## What is being asked
Copy each line below that includes "this".

## Data supplied
● ● ●

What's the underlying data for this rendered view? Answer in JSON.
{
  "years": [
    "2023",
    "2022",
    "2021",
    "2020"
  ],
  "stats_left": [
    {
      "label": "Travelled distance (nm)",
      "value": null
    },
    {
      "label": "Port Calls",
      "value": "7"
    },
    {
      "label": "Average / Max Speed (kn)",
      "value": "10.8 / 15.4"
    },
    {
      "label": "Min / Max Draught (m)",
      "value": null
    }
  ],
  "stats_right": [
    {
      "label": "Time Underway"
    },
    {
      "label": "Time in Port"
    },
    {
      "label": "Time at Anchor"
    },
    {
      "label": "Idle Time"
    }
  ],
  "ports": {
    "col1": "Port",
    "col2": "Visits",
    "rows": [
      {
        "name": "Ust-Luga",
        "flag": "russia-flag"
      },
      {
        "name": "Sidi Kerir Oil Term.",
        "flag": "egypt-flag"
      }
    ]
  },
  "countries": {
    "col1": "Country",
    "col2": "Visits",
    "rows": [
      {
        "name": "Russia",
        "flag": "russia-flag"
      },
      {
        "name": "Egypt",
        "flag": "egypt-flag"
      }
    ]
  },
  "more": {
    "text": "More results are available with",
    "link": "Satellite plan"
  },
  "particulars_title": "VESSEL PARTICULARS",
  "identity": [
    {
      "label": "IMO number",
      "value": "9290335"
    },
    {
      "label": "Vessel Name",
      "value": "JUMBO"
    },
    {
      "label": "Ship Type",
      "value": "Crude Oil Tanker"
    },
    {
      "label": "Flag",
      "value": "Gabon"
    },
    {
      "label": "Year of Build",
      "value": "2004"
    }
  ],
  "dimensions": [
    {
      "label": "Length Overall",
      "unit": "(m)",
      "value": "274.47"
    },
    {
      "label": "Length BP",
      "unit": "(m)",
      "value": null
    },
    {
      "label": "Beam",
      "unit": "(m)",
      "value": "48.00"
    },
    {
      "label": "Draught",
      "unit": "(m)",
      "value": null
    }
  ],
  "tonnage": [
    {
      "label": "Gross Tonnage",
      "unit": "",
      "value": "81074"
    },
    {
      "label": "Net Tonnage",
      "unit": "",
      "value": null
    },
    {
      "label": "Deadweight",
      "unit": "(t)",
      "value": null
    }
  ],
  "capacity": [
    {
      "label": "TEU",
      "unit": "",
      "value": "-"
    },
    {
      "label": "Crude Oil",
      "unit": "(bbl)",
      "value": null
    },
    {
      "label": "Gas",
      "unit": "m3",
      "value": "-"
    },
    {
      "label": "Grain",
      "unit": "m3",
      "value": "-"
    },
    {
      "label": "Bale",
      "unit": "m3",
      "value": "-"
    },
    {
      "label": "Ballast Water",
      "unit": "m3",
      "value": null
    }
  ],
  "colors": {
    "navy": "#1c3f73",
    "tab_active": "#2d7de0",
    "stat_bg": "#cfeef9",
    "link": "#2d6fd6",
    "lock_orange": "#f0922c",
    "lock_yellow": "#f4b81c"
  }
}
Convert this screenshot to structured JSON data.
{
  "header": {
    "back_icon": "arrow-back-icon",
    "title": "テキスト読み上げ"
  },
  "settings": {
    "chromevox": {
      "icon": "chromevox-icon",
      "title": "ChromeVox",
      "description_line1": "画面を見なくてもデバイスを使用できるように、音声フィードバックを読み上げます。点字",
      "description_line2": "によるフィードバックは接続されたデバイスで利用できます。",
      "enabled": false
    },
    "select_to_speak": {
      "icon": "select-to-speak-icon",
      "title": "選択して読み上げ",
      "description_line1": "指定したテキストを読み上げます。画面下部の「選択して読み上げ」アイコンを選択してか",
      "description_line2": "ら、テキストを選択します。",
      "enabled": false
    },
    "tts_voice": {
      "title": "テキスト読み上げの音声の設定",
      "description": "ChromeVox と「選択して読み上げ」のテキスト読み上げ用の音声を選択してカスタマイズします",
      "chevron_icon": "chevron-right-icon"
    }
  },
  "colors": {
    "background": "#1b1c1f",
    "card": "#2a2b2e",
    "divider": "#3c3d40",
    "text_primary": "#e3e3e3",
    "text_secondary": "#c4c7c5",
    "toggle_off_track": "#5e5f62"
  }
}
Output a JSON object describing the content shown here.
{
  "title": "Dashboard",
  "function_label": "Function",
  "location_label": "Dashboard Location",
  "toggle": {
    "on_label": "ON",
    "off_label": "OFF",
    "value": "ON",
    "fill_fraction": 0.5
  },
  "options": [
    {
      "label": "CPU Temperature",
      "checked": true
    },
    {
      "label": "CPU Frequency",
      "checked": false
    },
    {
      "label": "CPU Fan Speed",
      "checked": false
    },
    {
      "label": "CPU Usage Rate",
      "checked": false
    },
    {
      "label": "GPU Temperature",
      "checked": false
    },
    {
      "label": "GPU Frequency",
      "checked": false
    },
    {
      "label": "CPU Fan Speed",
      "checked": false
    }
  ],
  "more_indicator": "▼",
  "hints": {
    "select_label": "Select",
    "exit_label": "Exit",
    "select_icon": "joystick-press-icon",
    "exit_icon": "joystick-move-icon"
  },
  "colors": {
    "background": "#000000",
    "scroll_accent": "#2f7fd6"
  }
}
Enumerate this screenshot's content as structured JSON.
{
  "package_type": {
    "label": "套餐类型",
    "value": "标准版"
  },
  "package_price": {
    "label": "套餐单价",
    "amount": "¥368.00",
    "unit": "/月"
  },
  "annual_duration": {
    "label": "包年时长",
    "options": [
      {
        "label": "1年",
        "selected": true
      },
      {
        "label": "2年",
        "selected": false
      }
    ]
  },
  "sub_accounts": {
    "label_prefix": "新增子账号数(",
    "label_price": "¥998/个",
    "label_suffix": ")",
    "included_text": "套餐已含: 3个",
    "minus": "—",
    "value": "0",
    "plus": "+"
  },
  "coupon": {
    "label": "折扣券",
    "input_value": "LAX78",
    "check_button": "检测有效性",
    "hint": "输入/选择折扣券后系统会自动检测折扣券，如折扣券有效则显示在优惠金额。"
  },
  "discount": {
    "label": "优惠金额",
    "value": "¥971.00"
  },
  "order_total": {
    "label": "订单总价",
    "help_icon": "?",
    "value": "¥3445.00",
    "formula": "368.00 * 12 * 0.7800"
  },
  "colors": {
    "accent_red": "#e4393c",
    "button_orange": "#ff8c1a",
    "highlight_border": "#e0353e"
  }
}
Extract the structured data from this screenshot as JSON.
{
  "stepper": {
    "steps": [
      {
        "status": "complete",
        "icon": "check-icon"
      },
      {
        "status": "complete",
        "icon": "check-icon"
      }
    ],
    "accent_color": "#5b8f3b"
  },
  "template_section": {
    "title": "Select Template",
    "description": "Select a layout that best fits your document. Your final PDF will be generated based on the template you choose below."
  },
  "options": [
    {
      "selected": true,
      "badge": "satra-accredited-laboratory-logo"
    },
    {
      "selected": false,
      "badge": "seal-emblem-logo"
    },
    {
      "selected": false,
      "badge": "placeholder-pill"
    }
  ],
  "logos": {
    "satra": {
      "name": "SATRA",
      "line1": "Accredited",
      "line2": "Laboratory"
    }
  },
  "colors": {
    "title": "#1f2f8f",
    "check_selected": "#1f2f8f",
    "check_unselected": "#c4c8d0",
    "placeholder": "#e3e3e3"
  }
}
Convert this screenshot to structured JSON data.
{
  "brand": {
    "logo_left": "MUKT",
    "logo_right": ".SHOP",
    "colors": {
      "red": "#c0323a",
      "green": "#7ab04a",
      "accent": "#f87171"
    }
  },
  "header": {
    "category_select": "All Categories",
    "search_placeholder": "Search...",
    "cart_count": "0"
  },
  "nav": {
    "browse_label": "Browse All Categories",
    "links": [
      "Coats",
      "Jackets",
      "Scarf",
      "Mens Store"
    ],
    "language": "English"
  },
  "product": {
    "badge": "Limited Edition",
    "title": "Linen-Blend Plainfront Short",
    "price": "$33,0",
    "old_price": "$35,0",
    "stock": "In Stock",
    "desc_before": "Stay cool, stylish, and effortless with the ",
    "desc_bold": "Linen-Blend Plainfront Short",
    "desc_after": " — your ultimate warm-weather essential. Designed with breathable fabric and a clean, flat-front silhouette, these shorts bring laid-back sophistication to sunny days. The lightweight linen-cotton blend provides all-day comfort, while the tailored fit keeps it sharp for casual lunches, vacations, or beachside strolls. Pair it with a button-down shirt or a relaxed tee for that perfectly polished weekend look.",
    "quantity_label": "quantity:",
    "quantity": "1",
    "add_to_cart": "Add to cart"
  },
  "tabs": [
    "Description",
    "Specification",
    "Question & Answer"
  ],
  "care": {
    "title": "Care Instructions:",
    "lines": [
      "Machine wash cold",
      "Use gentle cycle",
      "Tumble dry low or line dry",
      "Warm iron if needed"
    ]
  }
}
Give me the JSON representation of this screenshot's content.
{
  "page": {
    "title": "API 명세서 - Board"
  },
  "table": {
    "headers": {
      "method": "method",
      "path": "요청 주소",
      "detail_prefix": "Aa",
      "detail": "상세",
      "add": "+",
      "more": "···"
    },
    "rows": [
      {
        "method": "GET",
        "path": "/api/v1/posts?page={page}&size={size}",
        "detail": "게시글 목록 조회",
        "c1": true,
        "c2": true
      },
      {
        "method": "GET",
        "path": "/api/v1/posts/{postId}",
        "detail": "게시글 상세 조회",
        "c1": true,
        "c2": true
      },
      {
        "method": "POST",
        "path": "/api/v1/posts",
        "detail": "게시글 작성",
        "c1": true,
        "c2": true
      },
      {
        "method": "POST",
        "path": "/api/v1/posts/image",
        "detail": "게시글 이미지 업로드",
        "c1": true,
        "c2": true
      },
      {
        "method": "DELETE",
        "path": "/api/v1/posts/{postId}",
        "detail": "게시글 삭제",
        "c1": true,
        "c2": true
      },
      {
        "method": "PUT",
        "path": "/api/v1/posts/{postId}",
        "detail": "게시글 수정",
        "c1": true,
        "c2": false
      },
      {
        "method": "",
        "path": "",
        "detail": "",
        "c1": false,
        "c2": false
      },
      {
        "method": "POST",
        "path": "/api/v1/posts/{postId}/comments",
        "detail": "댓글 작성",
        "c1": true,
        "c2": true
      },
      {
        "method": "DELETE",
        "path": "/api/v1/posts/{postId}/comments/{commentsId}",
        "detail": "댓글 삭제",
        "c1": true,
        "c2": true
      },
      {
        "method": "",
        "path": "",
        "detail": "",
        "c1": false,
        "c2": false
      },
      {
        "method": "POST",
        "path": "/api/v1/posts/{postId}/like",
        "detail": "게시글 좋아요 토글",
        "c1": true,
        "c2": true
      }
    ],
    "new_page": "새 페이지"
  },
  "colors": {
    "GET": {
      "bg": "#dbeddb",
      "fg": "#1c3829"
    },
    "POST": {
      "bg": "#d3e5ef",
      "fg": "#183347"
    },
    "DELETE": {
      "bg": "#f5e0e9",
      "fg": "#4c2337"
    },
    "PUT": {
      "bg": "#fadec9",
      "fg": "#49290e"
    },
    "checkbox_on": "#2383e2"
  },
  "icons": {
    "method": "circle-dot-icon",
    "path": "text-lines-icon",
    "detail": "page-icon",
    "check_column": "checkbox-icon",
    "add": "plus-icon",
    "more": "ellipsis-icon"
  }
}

● ● ●

## In response
What's the underlying data for this rendered view? Answer in JSON.
Convert this screenshot to structured JSON data.
Enumerate this screenshot's content as structured JSON.
Extract the structured data from this screenshot as JSON.
Convert this screenshot to structured JSON data.
Give me the JSON representation of this screenshot's content.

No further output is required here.